*WHAT NEEDS TO BE DONE*.
Every entry should be repeated exactly. Omit the pictures.

[Dataset records]
Start

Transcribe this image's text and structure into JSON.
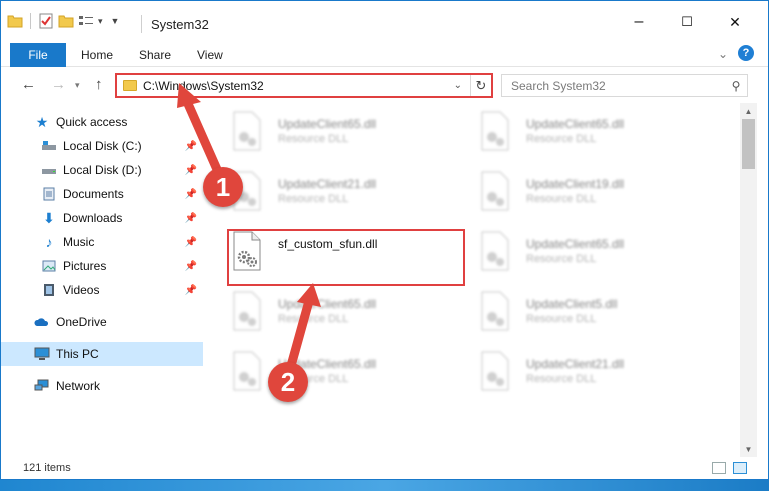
{
  "window": {
    "title": "System32",
    "controls": {
      "minimize": "–",
      "maximize": "☐",
      "close": "✕"
    }
  },
  "ribbon": {
    "tabs": [
      "File",
      "Home",
      "Share",
      "View"
    ],
    "help": "?"
  },
  "address_bar": {
    "path": "C:\\Windows\\System32",
    "search_placeholder": "Search System32"
  },
  "nav_pane": {
    "items": [
      {
        "label": "Quick access",
        "icon": "star-icon",
        "pinned": false
      },
      {
        "label": "Local Disk (C:)",
        "icon": "drive-icon",
        "pinned": true
      },
      {
        "label": "Local Disk (D:)",
        "icon": "drive-icon",
        "pinned": true
      },
      {
        "label": "Documents",
        "icon": "documents-icon",
        "pinned": true
      },
      {
        "label": "Downloads",
        "icon": "download-icon",
        "pinned": true
      },
      {
        "label": "Music",
        "icon": "music-icon",
        "pinned": true
      },
      {
        "label": "Pictures",
        "icon": "pictures-icon",
        "pinned": true
      },
      {
        "label": "Videos",
        "icon": "videos-icon",
        "pinned": true
      },
      {
        "label": "OneDrive",
        "icon": "cloud-icon",
        "pinned": false
      },
      {
        "label": "This PC",
        "icon": "computer-icon",
        "pinned": false,
        "selected": true
      },
      {
        "label": "Network",
        "icon": "network-icon",
        "pinned": false
      }
    ]
  },
  "files": [
    {
      "name": "UpdateClient65.dll",
      "type": "Resource DLL",
      "blurred": true
    },
    {
      "name": "UpdateClient65.dll",
      "type": "Resource DLL",
      "blurred": true
    },
    {
      "name": "UpdateClient21.dll",
      "type": "Resource DLL",
      "blurred": true
    },
    {
      "name": "UpdateClient19.dll",
      "type": "Resource DLL",
      "blurred": true
    },
    {
      "name": "sf_custom_sfun.dll",
      "type": "",
      "blurred": false,
      "highlighted": true
    },
    {
      "name": "UpdateClient65.dll",
      "type": "Resource DLL",
      "blurred": true
    },
    {
      "name": "UpdateClient65.dll",
      "type": "Resource DLL",
      "blurred": true
    },
    {
      "name": "UpdateClient5.dll",
      "type": "Resource DLL",
      "blurred": true
    },
    {
      "name": "UpdateClient65.dll",
      "type": "Resource DLL",
      "blurred": true
    },
    {
      "name": "UpdateClient21.dll",
      "type": "Resource DLL",
      "blurred": true
    }
  ],
  "status": {
    "item_count": "121 items"
  },
  "annotations": {
    "badge1": "1",
    "badge2": "2",
    "accent": "#e0463c"
  }
}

End

*EXPECTED ANSWER*.
Transcribe this image's text and structure into JSON.
{
  "window": {
    "title": "System32",
    "controls": {
      "minimize": "–",
      "maximize": "☐",
      "close": "✕"
    }
  },
  "ribbon": {
    "tabs": [
      "File",
      "Home",
      "Share",
      "View"
    ],
    "help": "?"
  },
  "address_bar": {
    "path": "C:\\Windows\\System32",
    "search_placeholder": "Search System32"
  },
  "nav_pane": {
    "items": [
      {
        "label": "Quick access",
        "icon": "star-icon",
        "pinned": false
      },
      {
        "label": "Local Disk (C:)",
        "icon": "drive-icon",
        "pinned": true
      },
      {
        "label": "Local Disk (D:)",
        "icon": "drive-icon",
        "pinned": true
      },
      {
        "label": "Documents",
        "icon": "documents-icon",
        "pinned": true
      },
      {
        "label": "Downloads",
        "icon": "download-icon",
        "pinned": true
      },
      {
        "label": "Music",
        "icon": "music-icon",
        "pinned": true
      },
      {
        "label": "Pictures",
        "icon": "pictures-icon",
        "pinned": true
      },
      {
        "label": "Videos",
        "icon": "videos-icon",
        "pinned": true
      },
      {
        "label": "OneDrive",
        "icon": "cloud-icon",
        "pinned": false
      },
      {
        "label": "This PC",
        "icon": "computer-icon",
        "pinned": false,
        "selected": true
      },
      {
        "label": "Network",
        "icon": "network-icon",
        "pinned": false
      }
    ]
  },
  "files": [
    {
      "name": "UpdateClient65.dll",
      "type": "Resource DLL",
      "blurred": true
    },
    {
      "name": "UpdateClient65.dll",
      "type": "Resource DLL",
      "blurred": true
    },
    {
      "name": "UpdateClient21.dll",
      "type": "Resource DLL",
      "blurred": true
    },
    {
      "name": "UpdateClient19.dll",
      "type": "Resource DLL",
      "blurred": true
    },
    {
      "name": "sf_custom_sfun.dll",
      "type": "",
      "blurred": false,
      "highlighted": true
    },
    {
      "name": "UpdateClient65.dll",
      "type": "Resource DLL",
      "blurred": true
    },
    {
      "name": "UpdateClient65.dll",
      "type": "Resource DLL",
      "blurred": true
    },
    {
      "name": "UpdateClient5.dll",
      "type": "Resource DLL",
      "blurred": true
    },
    {
      "name": "UpdateClient65.dll",
      "type": "Resource DLL",
      "blurred": true
    },
    {
      "name": "UpdateClient21.dll",
      "type": "Resource DLL",
      "blurred": true
    }
  ],
  "status": {
    "item_count": "121 items"
  },
  "annotations": {
    "badge1": "1",
    "badge2": "2",
    "accent": "#e0463c"
  }
}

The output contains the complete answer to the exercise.